■ PROBLEM STATEMENT ■
Gather up the lines with the word "XXXL" in them.

START EXTRACTED ENTRIES

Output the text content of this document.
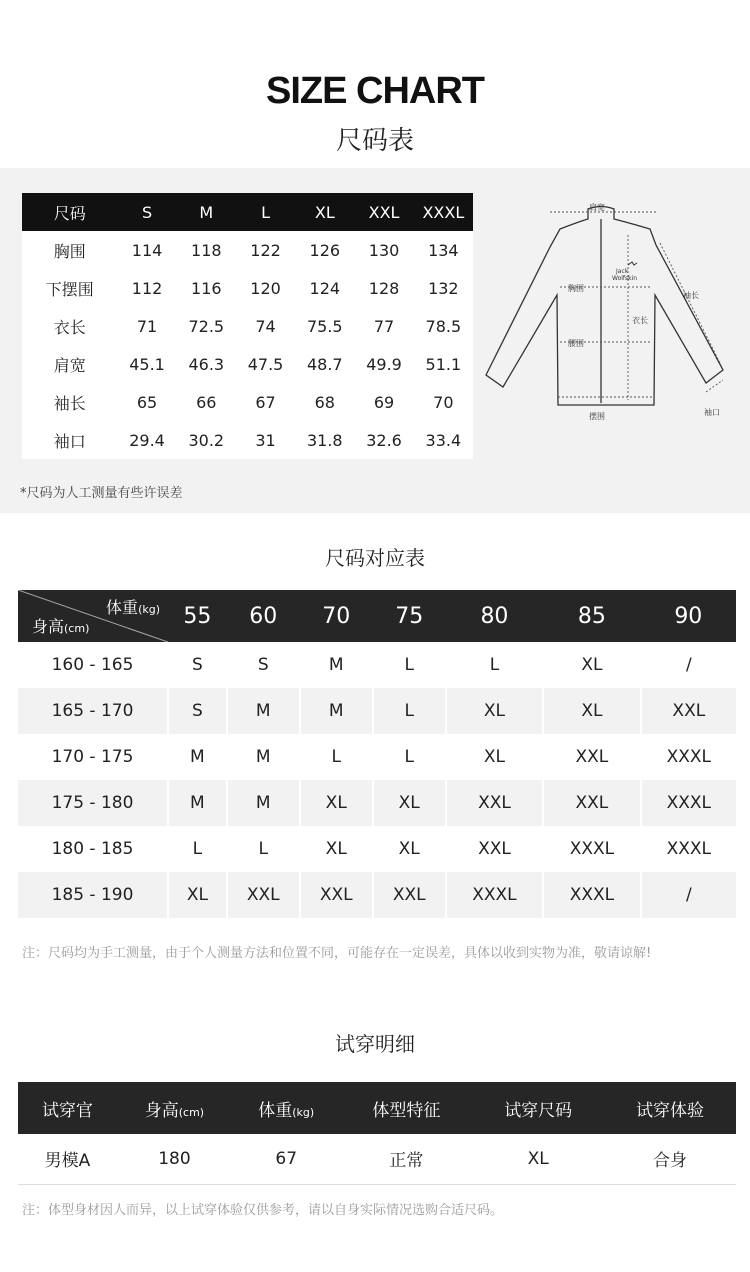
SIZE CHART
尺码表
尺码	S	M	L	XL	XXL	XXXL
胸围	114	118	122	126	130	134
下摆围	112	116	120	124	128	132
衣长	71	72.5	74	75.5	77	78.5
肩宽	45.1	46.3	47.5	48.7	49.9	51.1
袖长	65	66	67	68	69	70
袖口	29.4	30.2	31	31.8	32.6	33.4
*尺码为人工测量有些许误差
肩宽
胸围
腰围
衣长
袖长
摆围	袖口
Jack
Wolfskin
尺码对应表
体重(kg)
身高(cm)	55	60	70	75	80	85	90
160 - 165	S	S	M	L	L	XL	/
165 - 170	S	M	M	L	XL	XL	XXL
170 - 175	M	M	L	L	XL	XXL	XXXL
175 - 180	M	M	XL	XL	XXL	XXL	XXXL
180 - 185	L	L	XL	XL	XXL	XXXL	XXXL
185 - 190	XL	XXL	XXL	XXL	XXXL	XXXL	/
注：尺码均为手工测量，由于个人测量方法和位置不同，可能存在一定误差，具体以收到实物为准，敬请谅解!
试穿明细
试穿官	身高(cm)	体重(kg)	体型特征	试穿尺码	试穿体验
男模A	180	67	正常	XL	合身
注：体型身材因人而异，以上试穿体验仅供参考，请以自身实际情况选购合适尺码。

END EXTRACTED ENTRIES
START EXTRACTED ENTRIES

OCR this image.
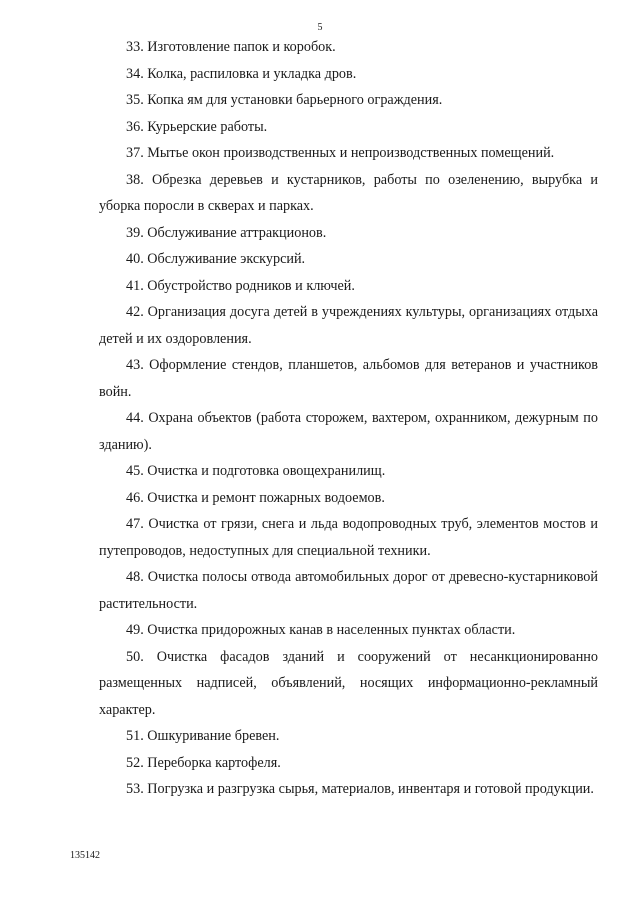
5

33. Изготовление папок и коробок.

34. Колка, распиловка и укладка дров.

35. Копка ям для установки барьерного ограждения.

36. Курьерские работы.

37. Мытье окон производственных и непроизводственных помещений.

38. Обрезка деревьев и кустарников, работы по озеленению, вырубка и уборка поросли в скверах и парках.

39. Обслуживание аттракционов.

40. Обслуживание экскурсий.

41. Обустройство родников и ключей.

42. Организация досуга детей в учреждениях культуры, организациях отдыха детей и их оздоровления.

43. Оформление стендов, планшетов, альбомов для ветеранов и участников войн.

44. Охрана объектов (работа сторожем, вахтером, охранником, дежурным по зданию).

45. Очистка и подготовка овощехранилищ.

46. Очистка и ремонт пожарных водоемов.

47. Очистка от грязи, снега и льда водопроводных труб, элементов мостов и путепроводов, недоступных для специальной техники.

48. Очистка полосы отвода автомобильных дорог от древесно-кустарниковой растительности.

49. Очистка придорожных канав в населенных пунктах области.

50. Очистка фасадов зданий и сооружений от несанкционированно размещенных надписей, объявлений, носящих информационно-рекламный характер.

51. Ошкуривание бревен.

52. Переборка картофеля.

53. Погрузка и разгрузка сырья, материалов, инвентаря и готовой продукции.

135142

END EXTRACTED ENTRIES

■ ANSWER TO THIS EXERCISE ■
尺码	S	M	L	XL	XXL	XXXL
170 - 175	M	M	L	L	XL	XXL	XXXL
175 - 180	M	M	XL	XL	XXL	XXL	XXXL
180 - 185	L	L	XL	XL	XXL	XXXL	XXXL
185 - 190	XL	XXL	XXL	XXL	XXXL	XXXL	/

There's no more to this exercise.